---------- Data provided
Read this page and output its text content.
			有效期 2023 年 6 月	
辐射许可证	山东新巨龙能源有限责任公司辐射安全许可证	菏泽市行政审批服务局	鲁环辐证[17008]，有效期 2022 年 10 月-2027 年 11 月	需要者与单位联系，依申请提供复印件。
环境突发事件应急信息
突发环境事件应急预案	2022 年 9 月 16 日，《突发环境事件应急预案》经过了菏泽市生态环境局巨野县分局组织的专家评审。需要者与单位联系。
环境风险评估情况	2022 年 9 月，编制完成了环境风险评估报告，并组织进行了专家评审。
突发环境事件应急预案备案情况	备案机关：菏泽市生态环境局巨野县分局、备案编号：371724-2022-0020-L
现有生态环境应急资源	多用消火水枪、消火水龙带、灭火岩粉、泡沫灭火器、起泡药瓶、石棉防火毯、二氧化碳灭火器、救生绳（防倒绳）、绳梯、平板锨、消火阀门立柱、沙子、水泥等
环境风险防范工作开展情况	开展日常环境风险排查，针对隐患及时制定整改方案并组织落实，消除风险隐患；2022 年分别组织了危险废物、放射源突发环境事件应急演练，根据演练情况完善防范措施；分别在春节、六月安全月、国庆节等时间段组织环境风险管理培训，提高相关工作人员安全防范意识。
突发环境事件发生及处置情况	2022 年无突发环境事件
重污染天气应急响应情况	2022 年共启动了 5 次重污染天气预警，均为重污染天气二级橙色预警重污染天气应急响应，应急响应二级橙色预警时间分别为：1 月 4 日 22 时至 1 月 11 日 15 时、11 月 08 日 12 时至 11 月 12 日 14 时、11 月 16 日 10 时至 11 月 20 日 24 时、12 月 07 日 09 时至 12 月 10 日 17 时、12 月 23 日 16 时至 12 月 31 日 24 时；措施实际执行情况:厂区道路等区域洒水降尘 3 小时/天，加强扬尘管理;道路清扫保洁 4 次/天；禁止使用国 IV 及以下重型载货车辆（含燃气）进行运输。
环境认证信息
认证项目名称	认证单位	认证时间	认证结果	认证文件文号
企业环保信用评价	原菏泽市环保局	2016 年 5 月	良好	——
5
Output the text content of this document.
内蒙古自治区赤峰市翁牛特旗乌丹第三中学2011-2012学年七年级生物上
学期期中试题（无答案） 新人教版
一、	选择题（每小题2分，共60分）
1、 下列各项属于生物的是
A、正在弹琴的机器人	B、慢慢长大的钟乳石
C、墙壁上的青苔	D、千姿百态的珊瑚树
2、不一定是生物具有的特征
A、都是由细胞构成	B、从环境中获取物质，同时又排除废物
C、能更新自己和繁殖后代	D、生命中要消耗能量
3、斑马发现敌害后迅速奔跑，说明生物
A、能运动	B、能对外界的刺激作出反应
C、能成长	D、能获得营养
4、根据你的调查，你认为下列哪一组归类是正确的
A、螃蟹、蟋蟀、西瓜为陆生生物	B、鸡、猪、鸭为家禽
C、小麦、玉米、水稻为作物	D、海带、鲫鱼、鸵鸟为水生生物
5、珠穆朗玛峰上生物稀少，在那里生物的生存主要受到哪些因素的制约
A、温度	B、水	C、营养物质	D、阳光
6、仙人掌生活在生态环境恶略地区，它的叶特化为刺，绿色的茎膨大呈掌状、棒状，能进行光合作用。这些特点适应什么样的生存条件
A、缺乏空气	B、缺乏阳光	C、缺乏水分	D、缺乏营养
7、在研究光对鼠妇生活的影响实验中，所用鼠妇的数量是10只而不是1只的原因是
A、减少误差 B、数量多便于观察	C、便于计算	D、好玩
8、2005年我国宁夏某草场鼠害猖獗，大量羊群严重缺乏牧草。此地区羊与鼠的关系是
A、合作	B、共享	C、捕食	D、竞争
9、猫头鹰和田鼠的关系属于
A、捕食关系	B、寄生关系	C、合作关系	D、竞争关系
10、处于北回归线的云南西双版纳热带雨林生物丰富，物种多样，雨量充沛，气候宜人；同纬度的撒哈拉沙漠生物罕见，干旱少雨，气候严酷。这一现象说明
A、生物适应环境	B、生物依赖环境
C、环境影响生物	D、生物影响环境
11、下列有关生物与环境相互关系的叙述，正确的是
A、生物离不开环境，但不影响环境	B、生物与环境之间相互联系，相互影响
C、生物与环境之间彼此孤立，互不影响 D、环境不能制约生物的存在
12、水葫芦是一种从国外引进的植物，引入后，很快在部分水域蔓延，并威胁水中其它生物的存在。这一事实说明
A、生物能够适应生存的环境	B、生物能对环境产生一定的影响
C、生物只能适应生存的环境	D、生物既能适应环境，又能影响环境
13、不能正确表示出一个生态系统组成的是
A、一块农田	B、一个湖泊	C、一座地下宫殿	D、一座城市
--------------------
What you have to do. Return the listing above word for word.

Worked solution.
Read this page and output its text content.
			有效期 2023 年 6 月	
辐射许可证	山东新巨龙能源有限责任公司辐射安全许可证	菏泽市行政审批服务局	鲁环辐证[17008]，有效期 2022 年 10 月-2027 年 11 月	需要者与单位联系，依申请提供复印件。
环境突发事件应急信息
突发环境事件应急预案	2022 年 9 月 16 日，《突发环境事件应急预案》经过了菏泽市生态环境局巨野县分局组织的专家评审。需要者与单位联系。
环境风险评估情况	2022 年 9 月，编制完成了环境风险评估报告，并组织进行了专家评审。
突发环境事件应急预案备案情况	备案机关：菏泽市生态环境局巨野县分局、备案编号：371724-2022-0020-L
现有生态环境应急资源	多用消火水枪、消火水龙带、灭火岩粉、泡沫灭火器、起泡药瓶、石棉防火毯、二氧化碳灭火器、救生绳（防倒绳）、绳梯、平板锨、消火阀门立柱、沙子、水泥等
环境风险防范工作开展情况	开展日常环境风险排查，针对隐患及时制定整改方案并组织落实，消除风险隐患；2022 年分别组织了危险废物、放射源突发环境事件应急演练，根据演练情况完善防范措施；分别在春节、六月安全月、国庆节等时间段组织环境风险管理培训，提高相关工作人员安全防范意识。
突发环境事件发生及处置情况	2022 年无突发环境事件
重污染天气应急响应情况	2022 年共启动了 5 次重污染天气预警，均为重污染天气二级橙色预警重污染天气应急响应，应急响应二级橙色预警时间分别为：1 月 4 日 22 时至 1 月 11 日 15 时、11 月 08 日 12 时至 11 月 12 日 14 时、11 月 16 日 10 时至 11 月 20 日 24 时、12 月 07 日 09 时至 12 月 10 日 17 时、12 月 23 日 16 时至 12 月 31 日 24 时；措施实际执行情况:厂区道路等区域洒水降尘 3 小时/天，加强扬尘管理;道路清扫保洁 4 次/天；禁止使用国 IV 及以下重型载货车辆（含燃气）进行运输。
环境认证信息
认证项目名称	认证单位	认证时间	认证结果	认证文件文号
企业环保信用评价	原菏泽市环保局	2016 年 5 月	良好	——
5
Output the text content of this document.
内蒙古自治区赤峰市翁牛特旗乌丹第三中学2011-2012学年七年级生物上
学期期中试题（无答案） 新人教版
一、	选择题（每小题2分，共60分）
1、 下列各项属于生物的是
A、正在弹琴的机器人	B、慢慢长大的钟乳石
C、墙壁上的青苔	D、千姿百态的珊瑚树
2、不一定是生物具有的特征
A、都是由细胞构成	B、从环境中获取物质，同时又排除废物
C、能更新自己和繁殖后代	D、生命中要消耗能量
3、斑马发现敌害后迅速奔跑，说明生物
A、能运动	B、能对外界的刺激作出反应
C、能成长	D、能获得营养
4、根据你的调查，你认为下列哪一组归类是正确的
A、螃蟹、蟋蟀、西瓜为陆生生物	B、鸡、猪、鸭为家禽
C、小麦、玉米、水稻为作物	D、海带、鲫鱼、鸵鸟为水生生物
5、珠穆朗玛峰上生物稀少，在那里生物的生存主要受到哪些因素的制约
A、温度	B、水	C、营养物质	D、阳光
6、仙人掌生活在生态环境恶略地区，它的叶特化为刺，绿色的茎膨大呈掌状、棒状，能进行光合作用。这些特点适应什么样的生存条件
A、缺乏空气	B、缺乏阳光	C、缺乏水分	D、缺乏营养
7、在研究光对鼠妇生活的影响实验中，所用鼠妇的数量是10只而不是1只的原因是
A、减少误差 B、数量多便于观察	C、便于计算	D、好玩
8、2005年我国宁夏某草场鼠害猖獗，大量羊群严重缺乏牧草。此地区羊与鼠的关系是
A、合作	B、共享	C、捕食	D、竞争
9、猫头鹰和田鼠的关系属于
A、捕食关系	B、寄生关系	C、合作关系	D、竞争关系
10、处于北回归线的云南西双版纳热带雨林生物丰富，物种多样，雨量充沛，气候宜人；同纬度的撒哈拉沙漠生物罕见，干旱少雨，气候严酷。这一现象说明
A、生物适应环境	B、生物依赖环境
C、环境影响生物	D、生物影响环境
11、下列有关生物与环境相互关系的叙述，正确的是
A、生物离不开环境，但不影响环境	B、生物与环境之间相互联系，相互影响
C、生物与环境之间彼此孤立，互不影响 D、环境不能制约生物的存在
12、水葫芦是一种从国外引进的植物，引入后，很快在部分水域蔓延，并威胁水中其它生物的存在。这一事实说明
A、生物能够适应生存的环境	B、生物能对环境产生一定的影响
C、生物只能适应生存的环境	D、生物既能适应环境，又能影响环境
13、不能正确表示出一个生态系统组成的是
A、一块农田	B、一个湖泊	C、一座地下宫殿	D、一座城市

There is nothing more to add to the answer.